Type out the records again, exactly as they are.
### RECORDED DATA ###
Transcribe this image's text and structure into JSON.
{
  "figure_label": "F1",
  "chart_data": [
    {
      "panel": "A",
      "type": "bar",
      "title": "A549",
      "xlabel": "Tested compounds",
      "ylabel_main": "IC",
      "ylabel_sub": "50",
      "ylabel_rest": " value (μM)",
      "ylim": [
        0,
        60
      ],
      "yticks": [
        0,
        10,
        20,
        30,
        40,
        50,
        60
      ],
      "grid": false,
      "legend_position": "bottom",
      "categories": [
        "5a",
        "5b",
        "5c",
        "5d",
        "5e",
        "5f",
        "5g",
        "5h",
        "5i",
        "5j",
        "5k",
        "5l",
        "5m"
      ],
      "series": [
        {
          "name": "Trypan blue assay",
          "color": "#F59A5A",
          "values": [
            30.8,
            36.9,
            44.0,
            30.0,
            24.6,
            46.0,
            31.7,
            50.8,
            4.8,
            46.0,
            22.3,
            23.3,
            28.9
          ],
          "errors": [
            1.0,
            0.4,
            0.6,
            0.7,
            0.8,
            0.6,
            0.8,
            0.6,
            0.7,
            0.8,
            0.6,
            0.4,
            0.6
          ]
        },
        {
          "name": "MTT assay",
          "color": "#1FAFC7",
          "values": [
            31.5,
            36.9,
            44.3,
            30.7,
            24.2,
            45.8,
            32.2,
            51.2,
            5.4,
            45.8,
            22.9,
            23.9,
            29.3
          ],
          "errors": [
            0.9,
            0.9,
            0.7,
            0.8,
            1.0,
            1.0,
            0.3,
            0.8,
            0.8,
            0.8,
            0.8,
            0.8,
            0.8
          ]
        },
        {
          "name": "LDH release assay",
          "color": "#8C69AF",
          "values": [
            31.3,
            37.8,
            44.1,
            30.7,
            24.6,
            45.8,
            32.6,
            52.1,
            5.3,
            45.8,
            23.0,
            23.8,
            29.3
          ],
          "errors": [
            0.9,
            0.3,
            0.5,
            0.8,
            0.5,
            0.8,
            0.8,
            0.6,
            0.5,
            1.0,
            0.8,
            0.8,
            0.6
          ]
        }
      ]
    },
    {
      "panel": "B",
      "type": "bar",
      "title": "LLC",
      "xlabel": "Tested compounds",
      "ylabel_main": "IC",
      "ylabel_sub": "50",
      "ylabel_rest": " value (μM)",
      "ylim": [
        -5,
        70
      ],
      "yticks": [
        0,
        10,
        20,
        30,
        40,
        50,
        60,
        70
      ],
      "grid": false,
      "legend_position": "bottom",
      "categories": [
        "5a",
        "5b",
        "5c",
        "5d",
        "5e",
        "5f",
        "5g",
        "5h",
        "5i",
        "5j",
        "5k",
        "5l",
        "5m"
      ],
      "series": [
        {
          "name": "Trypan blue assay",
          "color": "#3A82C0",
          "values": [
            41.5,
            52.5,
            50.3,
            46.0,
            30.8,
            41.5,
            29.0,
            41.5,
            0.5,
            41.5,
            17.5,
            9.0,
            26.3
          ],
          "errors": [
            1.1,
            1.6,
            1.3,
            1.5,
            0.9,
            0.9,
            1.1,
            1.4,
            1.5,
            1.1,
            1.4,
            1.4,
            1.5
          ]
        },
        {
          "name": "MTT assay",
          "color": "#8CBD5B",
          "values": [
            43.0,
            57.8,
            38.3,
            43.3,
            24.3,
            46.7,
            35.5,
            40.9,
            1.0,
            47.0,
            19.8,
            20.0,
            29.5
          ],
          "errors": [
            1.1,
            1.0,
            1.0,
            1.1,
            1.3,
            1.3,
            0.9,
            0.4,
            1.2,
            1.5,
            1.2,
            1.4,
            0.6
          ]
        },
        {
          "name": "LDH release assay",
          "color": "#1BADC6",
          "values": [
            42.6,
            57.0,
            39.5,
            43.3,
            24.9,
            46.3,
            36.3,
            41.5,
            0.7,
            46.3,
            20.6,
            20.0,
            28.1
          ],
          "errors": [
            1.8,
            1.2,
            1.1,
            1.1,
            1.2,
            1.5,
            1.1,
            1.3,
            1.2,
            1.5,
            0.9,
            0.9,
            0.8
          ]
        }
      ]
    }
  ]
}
###
■ WORKED SOLUTION ■
Transcribe this image's text and structure into JSON.
{
  "figure_label": "F1",
  "chart_data": [
    {
      "panel": "A",
      "type": "bar",
      "title": "A549",
      "xlabel": "Tested compounds",
      "ylabel_main": "IC",
      "ylabel_sub": "50",
      "ylabel_rest": " value (μM)",
      "ylim": [
        0,
        60
      ],
      "yticks": [
        0,
        10,
        20,
        30,
        40,
        50,
        60
      ],
      "grid": false,
      "legend_position": "bottom",
      "categories": [
        "5a",
        "5b",
        "5c",
        "5d",
        "5e",
        "5f",
        "5g",
        "5h",
        "5i",
        "5j",
        "5k",
        "5l",
        "5m"
      ],
      "series": [
        {
          "name": "Trypan blue assay",
          "color": "#F59A5A",
          "values": [
            30.8,
            36.9,
            44.0,
            30.0,
            24.6,
            46.0,
            31.7,
            50.8,
            4.8,
            46.0,
            22.3,
            23.3,
            28.9
          ],
          "errors": [
            1.0,
            0.4,
            0.6,
            0.7,
            0.8,
            0.6,
            0.8,
            0.6,
            0.7,
            0.8,
            0.6,
            0.4,
            0.6
          ]
        },
        {
          "name": "MTT assay",
          "color": "#1FAFC7",
          "values": [
            31.5,
            36.9,
            44.3,
            30.7,
            24.2,
            45.8,
            32.2,
            51.2,
            5.4,
            45.8,
            22.9,
            23.9,
            29.3
          ],
          "errors": [
            0.9,
            0.9,
            0.7,
            0.8,
            1.0,
            1.0,
            0.3,
            0.8,
            0.8,
            0.8,
            0.8,
            0.8,
            0.8
          ]
        },
        {
          "name": "LDH release assay",
          "color": "#8C69AF",
          "values": [
            31.3,
            37.8,
            44.1,
            30.7,
            24.6,
            45.8,
            32.6,
            52.1,
            5.3,
            45.8,
            23.0,
            23.8,
            29.3
          ],
          "errors": [
            0.9,
            0.3,
            0.5,
            0.8,
            0.5,
            0.8,
            0.8,
            0.6,
            0.5,
            1.0,
            0.8,
            0.8,
            0.6
          ]
        }
      ]
    },
    {
      "panel": "B",
      "type": "bar",
      "title": "LLC",
      "xlabel": "Tested compounds",
      "ylabel_main": "IC",
      "ylabel_sub": "50",
      "ylabel_rest": " value (μM)",
      "ylim": [
        -5,
        70
      ],
      "yticks": [
        0,
        10,
        20,
        30,
        40,
        50,
        60,
        70
      ],
      "grid": false,
      "legend_position": "bottom",
      "categories": [
        "5a",
        "5b",
        "5c",
        "5d",
        "5e",
        "5f",
        "5g",
        "5h",
        "5i",
        "5j",
        "5k",
        "5l",
        "5m"
      ],
      "series": [
        {
          "name": "Trypan blue assay",
          "color": "#3A82C0",
          "values": [
            41.5,
            52.5,
            50.3,
            46.0,
            30.8,
            41.5,
            29.0,
            41.5,
            0.5,
            41.5,
            17.5,
            9.0,
            26.3
          ],
          "errors": [
            1.1,
            1.6,
            1.3,
            1.5,
            0.9,
            0.9,
            1.1,
            1.4,
            1.5,
            1.1,
            1.4,
            1.4,
            1.5
          ]
        },
        {
          "name": "MTT assay",
          "color": "#8CBD5B",
          "values": [
            43.0,
            57.8,
            38.3,
            43.3,
            24.3,
            46.7,
            35.5,
            40.9,
            1.0,
            47.0,
            19.8,
            20.0,
            29.5
          ],
          "errors": [
            1.1,
            1.0,
            1.0,
            1.1,
            1.3,
            1.3,
            0.9,
            0.4,
            1.2,
            1.5,
            1.2,
            1.4,
            0.6
          ]
        },
        {
          "name": "LDH release assay",
          "color": "#1BADC6",
          "values": [
            42.6,
            57.0,
            39.5,
            43.3,
            24.9,
            46.3,
            36.3,
            41.5,
            0.7,
            46.3,
            20.6,
            20.0,
            28.1
          ],
          "errors": [
            1.8,
            1.2,
            1.1,
            1.1,
            1.2,
            1.5,
            1.1,
            1.3,
            1.2,
            1.5,
            0.9,
            0.9,
            0.8
          ]
        }
      ]
    }
  ]
}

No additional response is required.